## Problem requirements
Examine each line of the data. Copy those that contain the string "improvement".
>> START Stored data
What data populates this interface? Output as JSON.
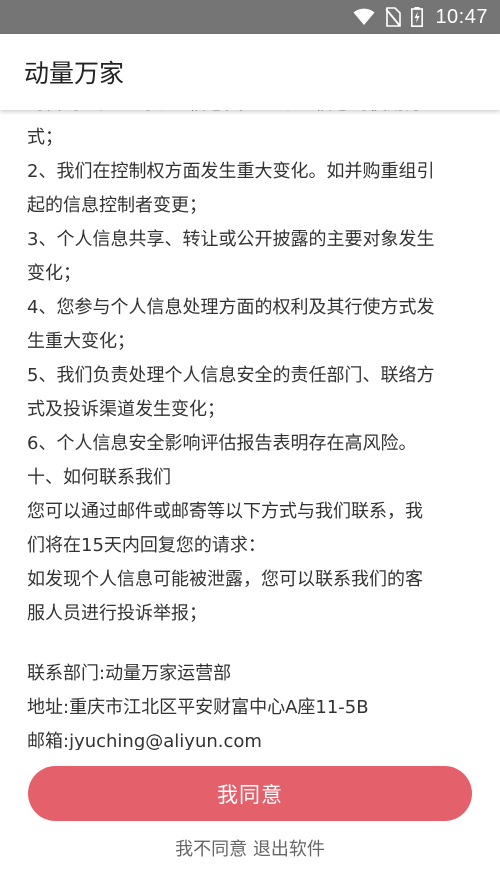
{
  "status_bar": {
    "time": "10:47",
    "icons": [
      "wifi-icon",
      "no-sim-icon",
      "battery-charging-icon"
    ]
  },
  "app_bar": {
    "title": "动量万家"
  },
  "policy": {
    "lines": [
      "的目的、处理的个人信息类型、个人信息的使用方",
      "式；",
      "2、我们在控制权方面发生重大变化。如并购重组引",
      "起的信息控制者变更；",
      "3、个人信息共享、转让或公开披露的主要对象发生",
      "变化；",
      "4、您参与个人信息处理方面的权利及其行使方式发",
      "生重大变化；",
      "5、我们负责处理个人信息安全的责任部门、联络方",
      "式及投诉渠道发生变化；",
      "6、个人信息安全影响评估报告表明存在高风险。",
      "十、如何联系我们",
      "您可以通过邮件或邮寄等以下方式与我们联系，我",
      "们将在15天内回复您的请求：",
      "如发现个人信息可能被泄露，您可以联系我们的客",
      "服人员进行投诉举报；"
    ],
    "contact_department": "联系部门:动量万家运营部",
    "contact_address": "地址:重庆市江北区平安财富中心A座11-5B",
    "contact_email": "邮箱:jyuching@aliyun.com"
  },
  "actions": {
    "agree_label": "我同意",
    "disagree_label": "我不同意 退出软件"
  },
  "colors": {
    "status_bar": "#757575",
    "agree_button": "#e4606a",
    "body_text": "#333333"
  }
}
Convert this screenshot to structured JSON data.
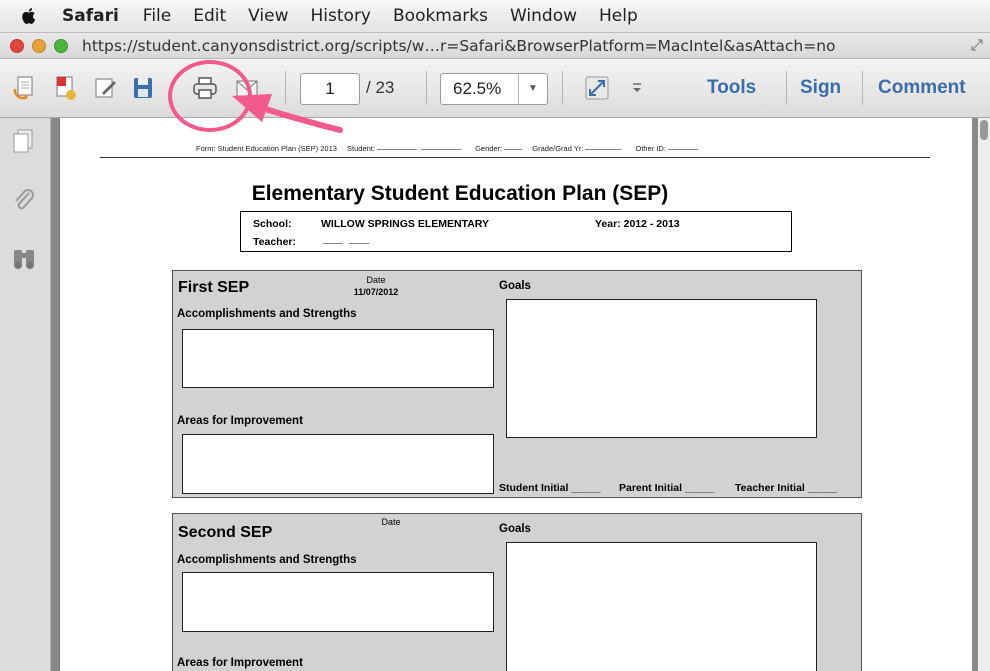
{
  "menubar": {
    "app": "Safari",
    "items": [
      "File",
      "Edit",
      "View",
      "History",
      "Bookmarks",
      "Window",
      "Help"
    ]
  },
  "urlbar": {
    "url": "https://student.canyonsdistrict.org/scripts/w…r=Safari&BrowserPlatform=MacIntel&asAttach=no"
  },
  "toolbar": {
    "page_current": "1",
    "page_total": "/ 23",
    "zoom": "62.5%",
    "tools": "Tools",
    "sign": "Sign",
    "comment": "Comment"
  },
  "document": {
    "header": {
      "form": "Form: Student Education Plan (SEP) 2013",
      "student": "Student:",
      "gender": "Gender:",
      "grade": "Grade/Grad Yr:",
      "other": "Other ID:"
    },
    "title": "Elementary Student Education Plan (SEP)",
    "school_label": "School:",
    "school": "WILLOW SPRINGS ELEMENTARY",
    "year": "Year: 2012 - 2013",
    "teacher_label": "Teacher:",
    "first_sep": {
      "title": "First SEP",
      "date_label": "Date",
      "date": "11/07/2012",
      "goals": "Goals",
      "accomplishments": "Accomplishments and Strengths",
      "improvement": "Areas for Improvement",
      "student_initial": "Student Initial _____",
      "parent_initial": "Parent Initial _____",
      "teacher_initial": "Teacher Initial _____"
    },
    "second_sep": {
      "title": "Second SEP",
      "date_label": "Date",
      "goals": "Goals",
      "accomplishments": "Accomplishments and Strengths",
      "improvement": "Areas for Improvement"
    }
  },
  "colors": {
    "annotation": "#f15a8a",
    "link": "#3b6ea8",
    "section_bg": "#d2d2d2"
  }
}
>> END Stored data
## Answer to the task
      "improvement": "Areas for Improvement",
      "improvement": "Areas for Improvement"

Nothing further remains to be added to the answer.